DATASET start

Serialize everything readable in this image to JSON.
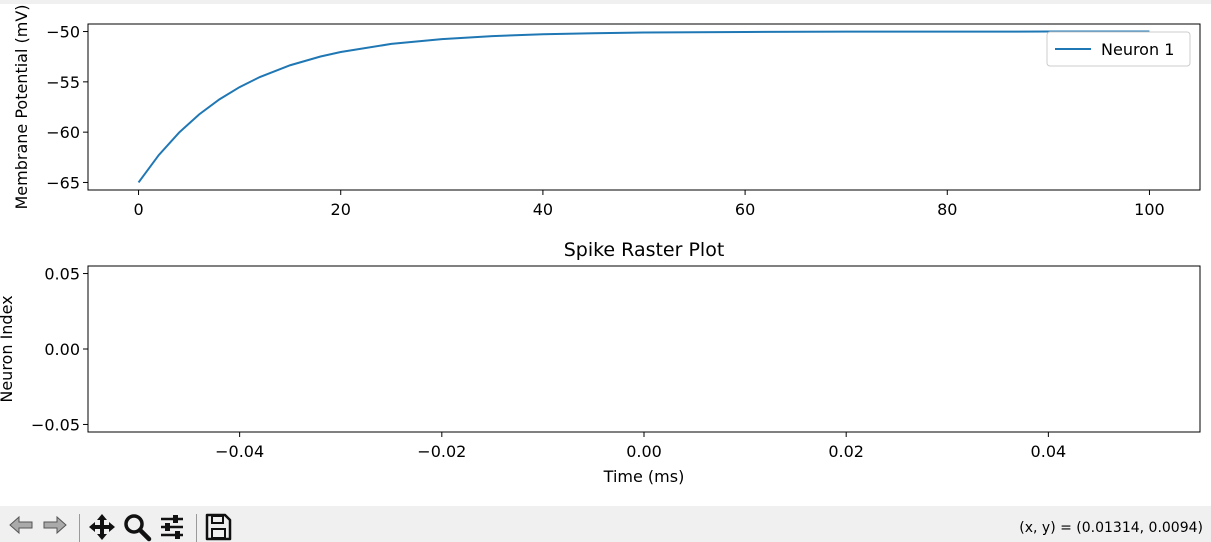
{
  "chart_data": [
    {
      "type": "line",
      "title": "",
      "xlabel": "",
      "ylabel": "Membrane Potential (mV)",
      "xlim": [
        -5,
        105
      ],
      "ylim": [
        -65.75,
        -49.25
      ],
      "xticks": [
        0,
        20,
        40,
        60,
        80,
        100
      ],
      "yticks": [
        -65,
        -60,
        -55,
        -50
      ],
      "xtick_labels": [
        "0",
        "20",
        "40",
        "60",
        "80",
        "100"
      ],
      "ytick_labels": [
        "−65",
        "−60",
        "−55",
        "−50"
      ],
      "legend": "top-right",
      "grid": false,
      "series": [
        {
          "name": "Neuron 1",
          "color": "#1f77b4",
          "x": [
            0,
            2,
            4,
            6,
            8,
            10,
            12,
            15,
            18,
            20,
            25,
            30,
            35,
            40,
            45,
            50,
            60,
            70,
            80,
            90,
            100
          ],
          "values": [
            -65,
            -62.28,
            -60.05,
            -58.23,
            -56.74,
            -55.52,
            -54.52,
            -53.35,
            -52.48,
            -52.03,
            -51.23,
            -50.75,
            -50.45,
            -50.27,
            -50.17,
            -50.1,
            -50.04,
            -50.01,
            -50.01,
            -50.0,
            -50.0
          ]
        }
      ]
    },
    {
      "type": "scatter",
      "title": "Spike Raster Plot",
      "xlabel": "Time (ms)",
      "ylabel": "Neuron Index",
      "xlim": [
        -0.055,
        0.055
      ],
      "ylim": [
        -0.055,
        0.055
      ],
      "xticks": [
        -0.04,
        -0.02,
        0.0,
        0.02,
        0.04
      ],
      "yticks": [
        -0.05,
        0.0,
        0.05
      ],
      "xtick_labels": [
        "−0.04",
        "−0.02",
        "0.00",
        "0.02",
        "0.04"
      ],
      "ytick_labels": [
        "−0.05",
        "0.00",
        "0.05"
      ],
      "grid": false,
      "series": []
    }
  ],
  "toolbar": {
    "coords_text": "(x, y) = (0.01314, 0.0094)"
  }
}
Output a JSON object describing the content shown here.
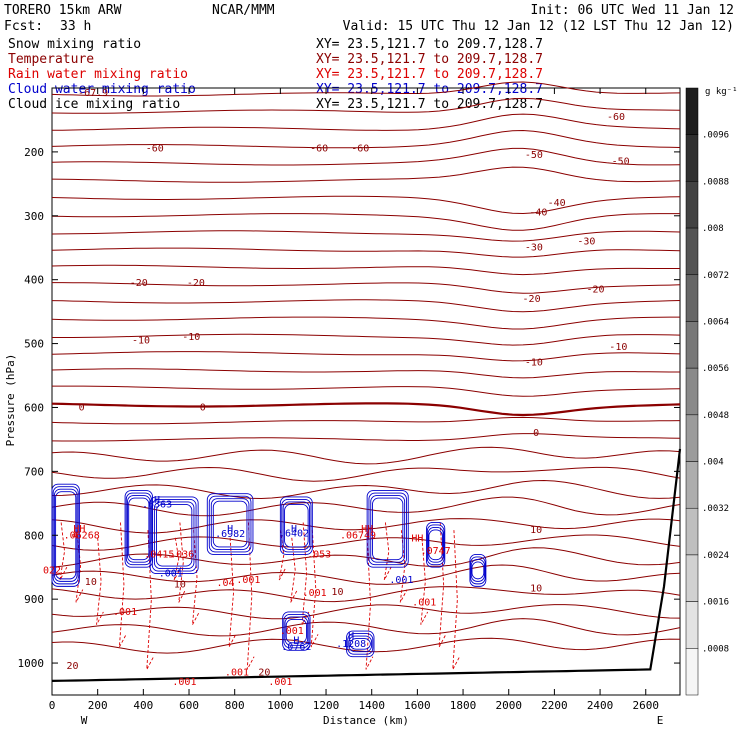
{
  "header": {
    "title": "TORERO  15km ARW",
    "org": "NCAR/MMM",
    "init": "Init: 06 UTC Wed 11 Jan 12",
    "fcst_label": "Fcst:",
    "fcst_value": "33 h",
    "valid": "Valid: 15 UTC Thu 12 Jan 12 (12 LST Thu 12 Jan 12)"
  },
  "legend": [
    {
      "name": "Snow mixing ratio",
      "xy": "XY=  23.5,121.7 to 209.7,128.7",
      "color": "#000000"
    },
    {
      "name": "Temperature",
      "xy": "XY=  23.5,121.7 to 209.7,128.7",
      "color": "#8b0000"
    },
    {
      "name": "Rain water mixing ratio",
      "xy": "XY=  23.5,121.7 to 209.7,128.7",
      "color": "#dd0000"
    },
    {
      "name": "Cloud water mixing ratio",
      "xy": "XY=  23.5,121.7 to 209.7,128.7",
      "color": "#0000cc"
    },
    {
      "name": "Cloud ice mixing ratio",
      "xy": "XY=  23.5,121.7 to 209.7,128.7",
      "color": "#000000"
    }
  ],
  "chart_data": {
    "type": "contour cross-section",
    "xlabel": "Distance (km)",
    "ylabel": "Pressure (hPa)",
    "xlim": [
      0,
      2750
    ],
    "ylim": [
      1050,
      100
    ],
    "x_ticks": [
      "0",
      "200",
      "400",
      "600",
      "800",
      "1000",
      "1200",
      "1400",
      "1600",
      "1800",
      "2000",
      "2200",
      "2400",
      "2600"
    ],
    "y_ticks": [
      "200",
      "300",
      "400",
      "500",
      "600",
      "700",
      "800",
      "900",
      "1000"
    ],
    "x_end_labels": {
      "left": "W",
      "right": "E"
    },
    "colorbar": {
      "unit": "g kg⁻¹",
      "labels": [
        ".0096",
        ".0088",
        ".008",
        ".0072",
        ".0064",
        ".0056",
        ".0048",
        ".004",
        ".0032",
        ".0024",
        ".0016",
        ".0008"
      ]
    },
    "temperature_labels": [
      {
        "x": 180,
        "p": 108,
        "text": "-67.9"
      },
      {
        "x": 2470,
        "p": 145,
        "text": "-60"
      },
      {
        "x": 450,
        "p": 195,
        "text": "-60"
      },
      {
        "x": 1170,
        "p": 195,
        "text": "-60"
      },
      {
        "x": 1350,
        "p": 195,
        "text": "-60"
      },
      {
        "x": 2110,
        "p": 205,
        "text": "-50"
      },
      {
        "x": 2490,
        "p": 215,
        "text": "-50"
      },
      {
        "x": 2130,
        "p": 295,
        "text": "-40"
      },
      {
        "x": 2210,
        "p": 280,
        "text": "-40"
      },
      {
        "x": 2110,
        "p": 350,
        "text": "-30"
      },
      {
        "x": 2340,
        "p": 340,
        "text": "-30"
      },
      {
        "x": 380,
        "p": 405,
        "text": "-20"
      },
      {
        "x": 630,
        "p": 405,
        "text": "-20"
      },
      {
        "x": 2100,
        "p": 430,
        "text": "-20"
      },
      {
        "x": 2380,
        "p": 415,
        "text": "-20"
      },
      {
        "x": 390,
        "p": 495,
        "text": "-10"
      },
      {
        "x": 610,
        "p": 490,
        "text": "-10"
      },
      {
        "x": 2110,
        "p": 530,
        "text": "-10"
      },
      {
        "x": 2480,
        "p": 505,
        "text": "-10"
      },
      {
        "x": 130,
        "p": 600,
        "text": "0"
      },
      {
        "x": 660,
        "p": 600,
        "text": "0"
      },
      {
        "x": 2120,
        "p": 640,
        "text": "0"
      },
      {
        "x": 2120,
        "p": 792,
        "text": "10"
      },
      {
        "x": 170,
        "p": 873,
        "text": "10"
      },
      {
        "x": 560,
        "p": 877,
        "text": "10"
      },
      {
        "x": 1250,
        "p": 889,
        "text": "10"
      },
      {
        "x": 2120,
        "p": 883,
        "text": "10"
      },
      {
        "x": 90,
        "p": 1005,
        "text": "20"
      },
      {
        "x": 930,
        "p": 1015,
        "text": "20"
      }
    ],
    "cloud_water_labels": [
      {
        "x": 460,
        "p": 745,
        "text": "H"
      },
      {
        "x": 460,
        "p": 752,
        "text": ".6363"
      },
      {
        "x": 780,
        "p": 790,
        "text": "H"
      },
      {
        "x": 780,
        "p": 798,
        "text": ".6982"
      },
      {
        "x": 1060,
        "p": 790,
        "text": "H"
      },
      {
        "x": 1060,
        "p": 797,
        "text": ".6402"
      },
      {
        "x": 520,
        "p": 860,
        "text": ".001"
      },
      {
        "x": 1530,
        "p": 870,
        "text": ".001"
      },
      {
        "x": 1070,
        "p": 965,
        "text": "H"
      },
      {
        "x": 1070,
        "p": 975,
        "text": ".0762"
      },
      {
        "x": 1310,
        "p": 958,
        "text": "H"
      },
      {
        "x": 1310,
        "p": 970,
        "text": ".1208"
      }
    ],
    "rain_water_labels": [
      {
        "x": 120,
        "p": 790,
        "text": "HH"
      },
      {
        "x": 130,
        "p": 800,
        "text": ".06268"
      },
      {
        "x": 100,
        "p": 800,
        "text": "4"
      },
      {
        "x": 470,
        "p": 830,
        "text": ".0415"
      },
      {
        "x": 570,
        "p": 830,
        "text": ".036"
      },
      {
        "x": 1170,
        "p": 830,
        "text": ".053"
      },
      {
        "x": 1380,
        "p": 790,
        "text": "HH"
      },
      {
        "x": 1340,
        "p": 800,
        "text": ".06749"
      },
      {
        "x": 1600,
        "p": 805,
        "text": "HH"
      },
      {
        "x": 1680,
        "p": 825,
        "text": ".0747"
      },
      {
        "x": 0,
        "p": 855,
        "text": "022"
      },
      {
        "x": 760,
        "p": 875,
        "text": ".04"
      },
      {
        "x": 860,
        "p": 870,
        "text": ".001"
      },
      {
        "x": 1150,
        "p": 890,
        "text": ".001"
      },
      {
        "x": 320,
        "p": 920,
        "text": ".001"
      },
      {
        "x": 1050,
        "p": 950,
        "text": ".001"
      },
      {
        "x": 1630,
        "p": 905,
        "text": ".001"
      },
      {
        "x": 810,
        "p": 1015,
        "text": ".001"
      },
      {
        "x": 580,
        "p": 1030,
        "text": ".001"
      },
      {
        "x": 1000,
        "p": 1030,
        "text": ".001"
      }
    ]
  }
}
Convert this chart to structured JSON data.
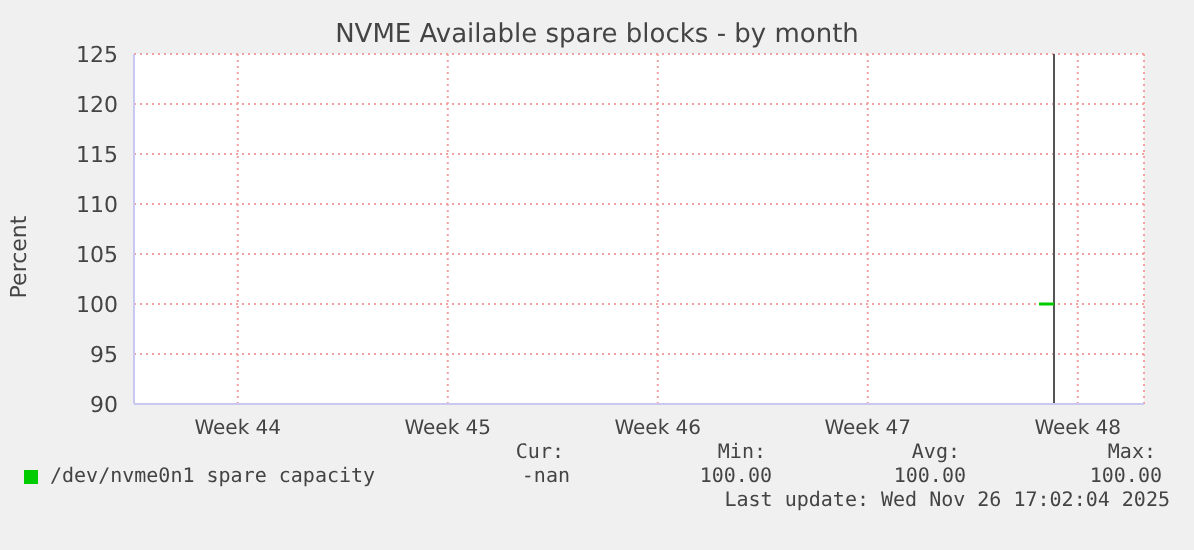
{
  "chart_data": {
    "type": "line",
    "title": "NVME Available spare blocks - by month",
    "ylabel": "Percent",
    "x": [
      "2025-11-26T05:00",
      "2025-11-26T17:00"
    ],
    "series": [
      {
        "name": "/dev/nvme0n1 spare capacity",
        "color": "#00cc00",
        "values": [
          100,
          100
        ]
      }
    ],
    "xlim": [
      "2025-10-27T01:00",
      "2025-11-29T17:00"
    ],
    "xticks": [
      {
        "value": "2025-10-30T12:00",
        "label": "Week 44"
      },
      {
        "value": "2025-11-06T12:00",
        "label": "Week 45"
      },
      {
        "value": "2025-11-13T12:00",
        "label": "Week 46"
      },
      {
        "value": "2025-11-20T12:00",
        "label": "Week 47"
      },
      {
        "value": "2025-11-27T12:00",
        "label": "Week 48"
      }
    ],
    "ylim": [
      90,
      125
    ],
    "yticks": [
      90,
      95,
      100,
      105,
      110,
      115,
      120,
      125
    ],
    "ref_lines": [
      {
        "axis": "x",
        "value": "2025-11-26T17:00",
        "color": "#555555"
      }
    ],
    "grid": true,
    "legend": "bottom",
    "marker": "none",
    "line_style": "solid",
    "annotations": [
      "Cur:",
      "-nan",
      "Min:",
      "100.00",
      "Avg:",
      "100.00",
      "Max:",
      "100.00",
      "Last update: Wed Nov 26 17:02:04 2025"
    ]
  }
}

DATASET end

- _EXERCISE DESCRIPTION_:
Gather each line in the entries above where the string "spare" is found.

- _SOLUTION_:
    "title": "NVME Available spare blocks - by month",
        "name": "/dev/nvme0n1 spare capacity",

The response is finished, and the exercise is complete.